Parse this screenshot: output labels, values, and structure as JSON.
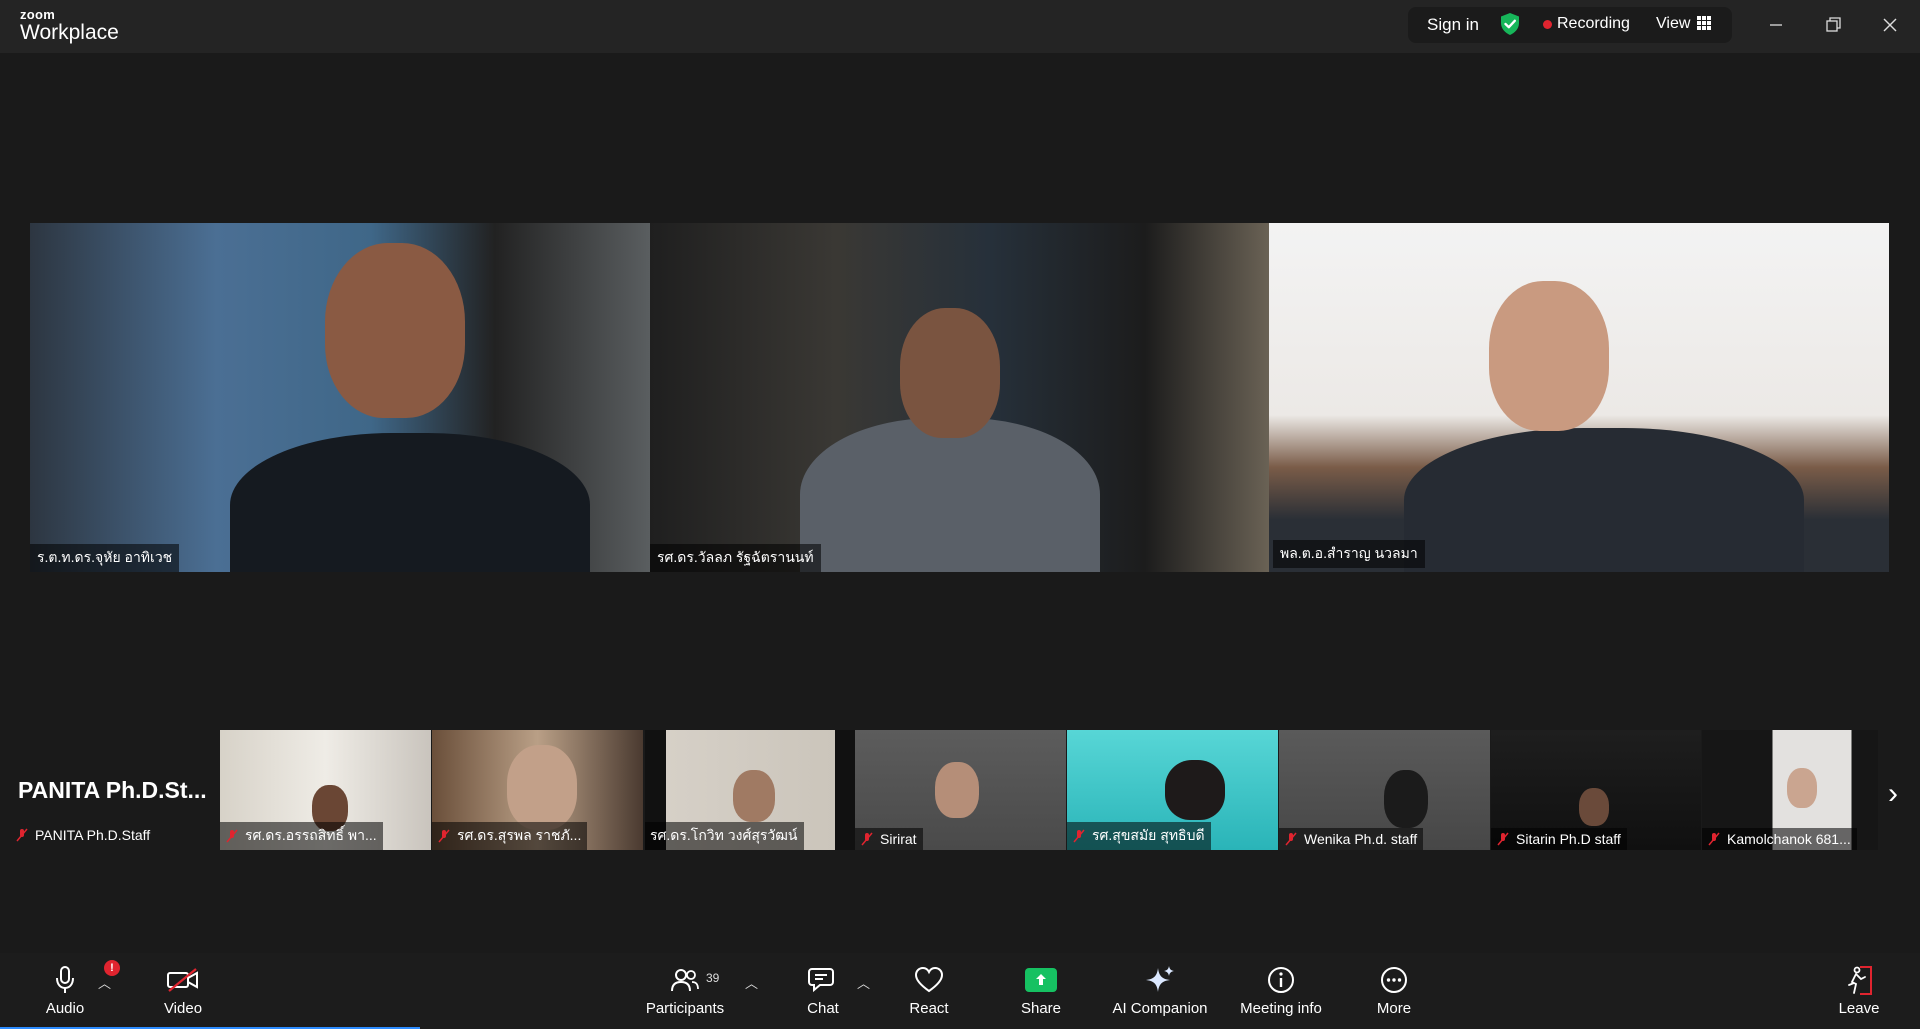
{
  "app": {
    "logo_small": "zoom",
    "logo_big": "Workplace"
  },
  "topbar": {
    "sign_in": "Sign in",
    "recording": "Recording",
    "view": "View"
  },
  "main_tiles": [
    {
      "name": "ร.ต.ท.ดร.จุหัย  อาทิเวช"
    },
    {
      "name": "รศ.ดร.วัลลภ รัฐฉัตรานนท์"
    },
    {
      "name": "พล.ต.อ.สำราญ นวลมา"
    }
  ],
  "filmstrip": {
    "self_name_big": "PANITA  Ph.D.St...",
    "self_name": "PANITA Ph.D.Staff",
    "tiles": [
      {
        "name": "รศ.ดร.อรรถสิทธิ์  พา..."
      },
      {
        "name": "รศ.ดร.สุรพล  ราชภั..."
      },
      {
        "name": "รศ.ดร.โกวิท  วงศ์สุรวัฒน์"
      },
      {
        "name": "Sirirat"
      },
      {
        "name": "รศ.สุขสมัย สุทธิบดี"
      },
      {
        "name": "Wenika Ph.d. staff"
      },
      {
        "name": "Sitarin Ph.D staff"
      },
      {
        "name": "Kamolchanok 681..."
      }
    ]
  },
  "toolbar": {
    "audio": "Audio",
    "audio_badge": "!",
    "video": "Video",
    "participants": "Participants",
    "participants_count": "39",
    "chat": "Chat",
    "react": "React",
    "share": "Share",
    "ai_companion": "AI Companion",
    "meeting_info": "Meeting info",
    "more": "More",
    "leave": "Leave"
  },
  "colors": {
    "active_speaker": "#24d07a",
    "share": "#16c162",
    "recording": "#e0242f",
    "leave": "#e0242f"
  }
}
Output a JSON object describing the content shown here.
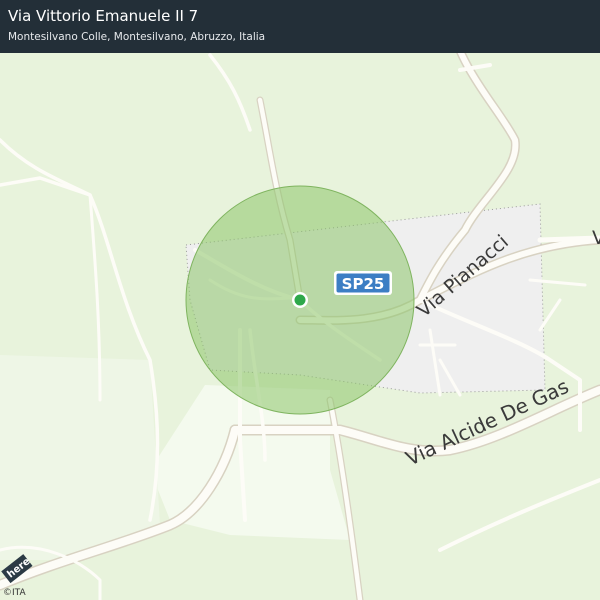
{
  "header": {
    "title": "Via Vittorio Emanuele II 7",
    "subtitle": "Montesilvano Colle, Montesilvano, Abruzzo, Italia"
  },
  "map": {
    "road_shield": "SP25",
    "labels": {
      "via_pianacci": "Via Pianacci",
      "via_alcide": "Via   Alcide   De   Gas",
      "via_edge": "V"
    },
    "here_logo": "here",
    "attribution": "©ITA",
    "colors": {
      "land": "#e8f3dc",
      "road": "#ffffff",
      "road_casing": "#d8d2c2",
      "urban": "#efefef",
      "accuracy_circle": "#8dc46a",
      "location_dot": "#2ea84a",
      "shield": "#3c7ec4",
      "header_bg": "#232f38"
    },
    "icons": [
      "location-dot-icon",
      "road-shield-icon"
    ]
  }
}
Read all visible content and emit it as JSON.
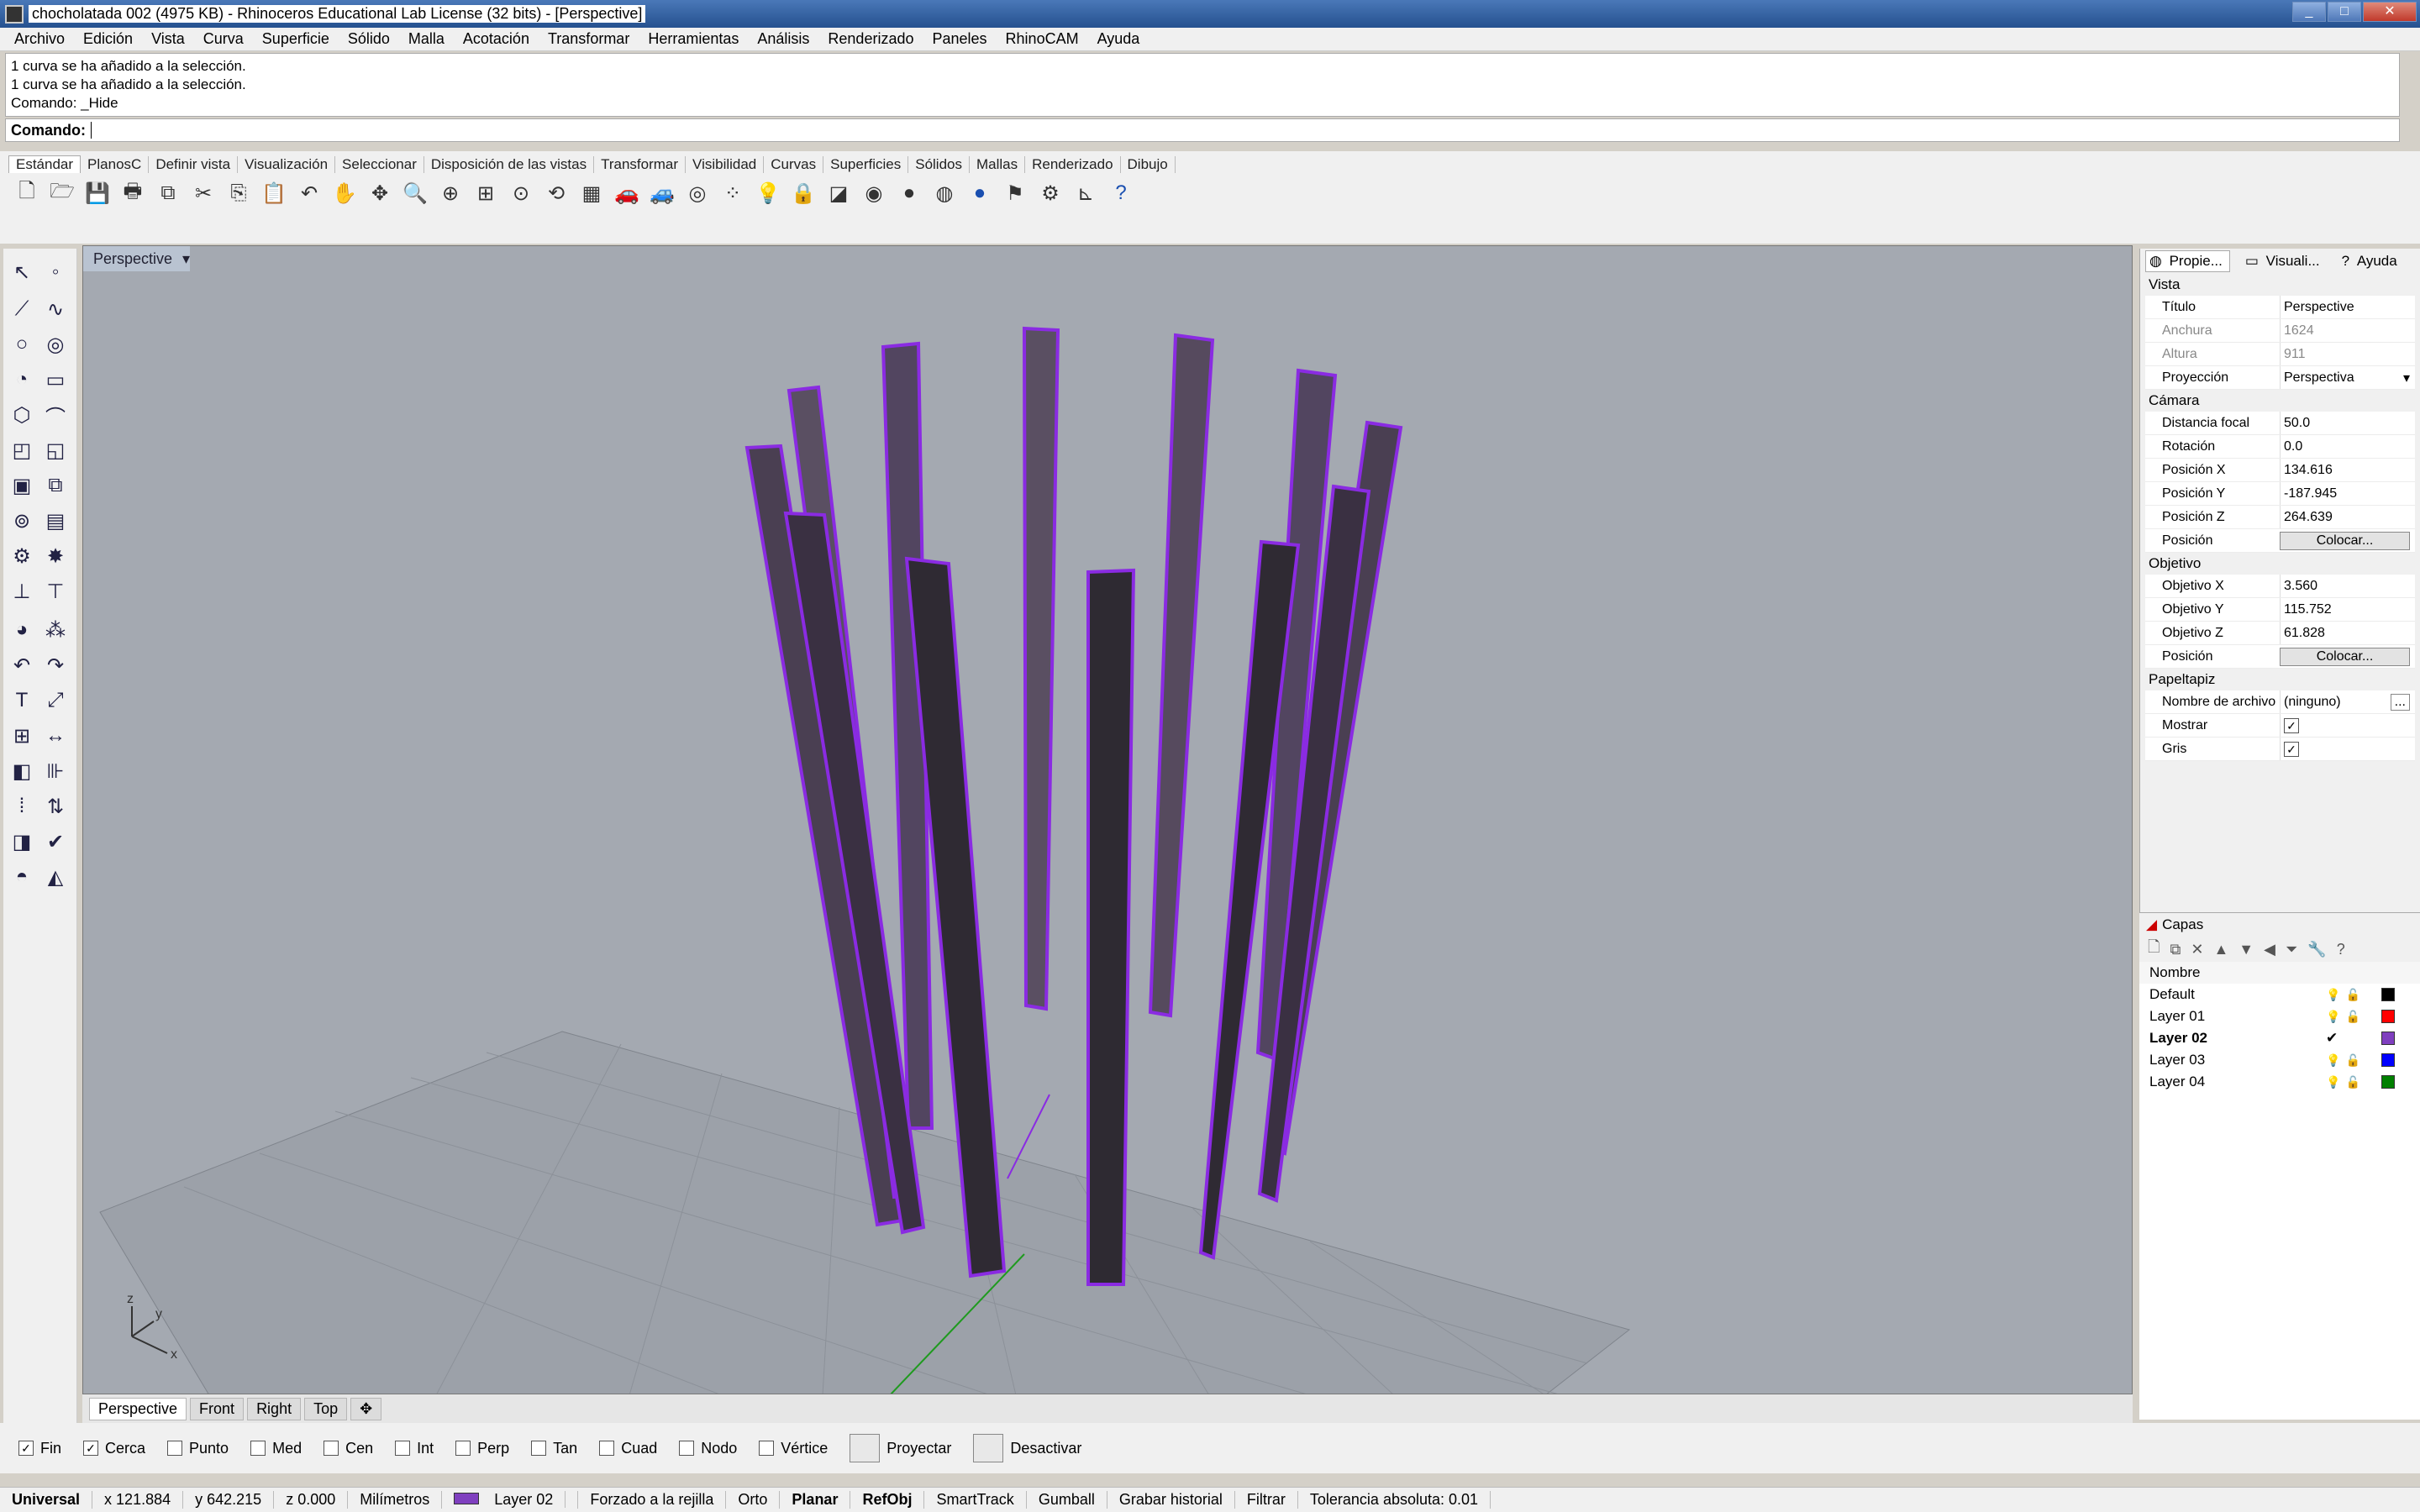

Instruction: Transcribe the records above exactly as they appear, leaving out any pictures.

Task answer:
Parse this screenshot: output labels, values, and structure as JSON.
{
  "app": {
    "logo_small": "zoom",
    "logo_big": "Workplace"
  },
  "topbar": {
    "sign_in": "Sign in",
    "recording": "Recording",
    "view": "View"
  },
  "main_tiles": [
    {
      "name": "ร.ต.ท.ดร.จุหัย  อาทิเวช"
    },
    {
      "name": "รศ.ดร.วัลลภ รัฐฉัตรานนท์"
    },
    {
      "name": "พล.ต.อ.สำราญ นวลมา"
    }
  ],
  "filmstrip": {
    "self_name_big": "PANITA  Ph.D.St...",
    "self_name": "PANITA Ph.D.Staff",
    "tiles": [
      {
        "name": "รศ.ดร.อรรถสิทธิ์  พา..."
      },
      {
        "name": "รศ.ดร.สุรพล  ราชภั..."
      },
      {
        "name": "รศ.ดร.โกวิท  วงศ์สุรวัฒน์"
      },
      {
        "name": "Sirirat"
      },
      {
        "name": "รศ.สุขสมัย สุทธิบดี"
      },
      {
        "name": "Wenika Ph.d. staff"
      },
      {
        "name": "Sitarin Ph.D staff"
      },
      {
        "name": "Kamolchanok 681..."
      }
    ]
  },
  "toolbar": {
    "audio": "Audio",
    "audio_badge": "!",
    "video": "Video",
    "participants": "Participants",
    "participants_count": "39",
    "chat": "Chat",
    "react": "React",
    "share": "Share",
    "ai_companion": "AI Companion",
    "meeting_info": "Meeting info",
    "more": "More",
    "leave": "Leave"
  },
  "colors": {
    "active_speaker": "#24d07a",
    "share": "#16c162",
    "recording": "#e0242f",
    "leave": "#e0242f"
  }
}
Output a JSON object describing the content shown here.
{
  "header": {
    "title": "Via Vittorio Emanuele II 7",
    "subtitle": "Montesilvano Colle, Montesilvano, Abruzzo, Italia"
  },
  "map": {
    "road_shield": "SP25",
    "labels": {
      "via_pianacci": "Via Pianacci",
      "via_alcide": "Via   Alcide   De   Gas",
      "via_edge": "V"
    },
    "here_logo": "here",
    "attribution": "©ITA",
    "colors": {
      "land": "#e8f3dc",
      "road": "#ffffff",
      "road_casing": "#d8d2c2",
      "urban": "#efefef",
      "accuracy_circle": "#8dc46a",
      "location_dot": "#2ea84a",
      "shield": "#3c7ec4",
      "header_bg": "#232f38"
    },
    "icons": [
      "location-dot-icon",
      "road-shield-icon"
    ]
  }
}
Read all visible content and emit it as JSON.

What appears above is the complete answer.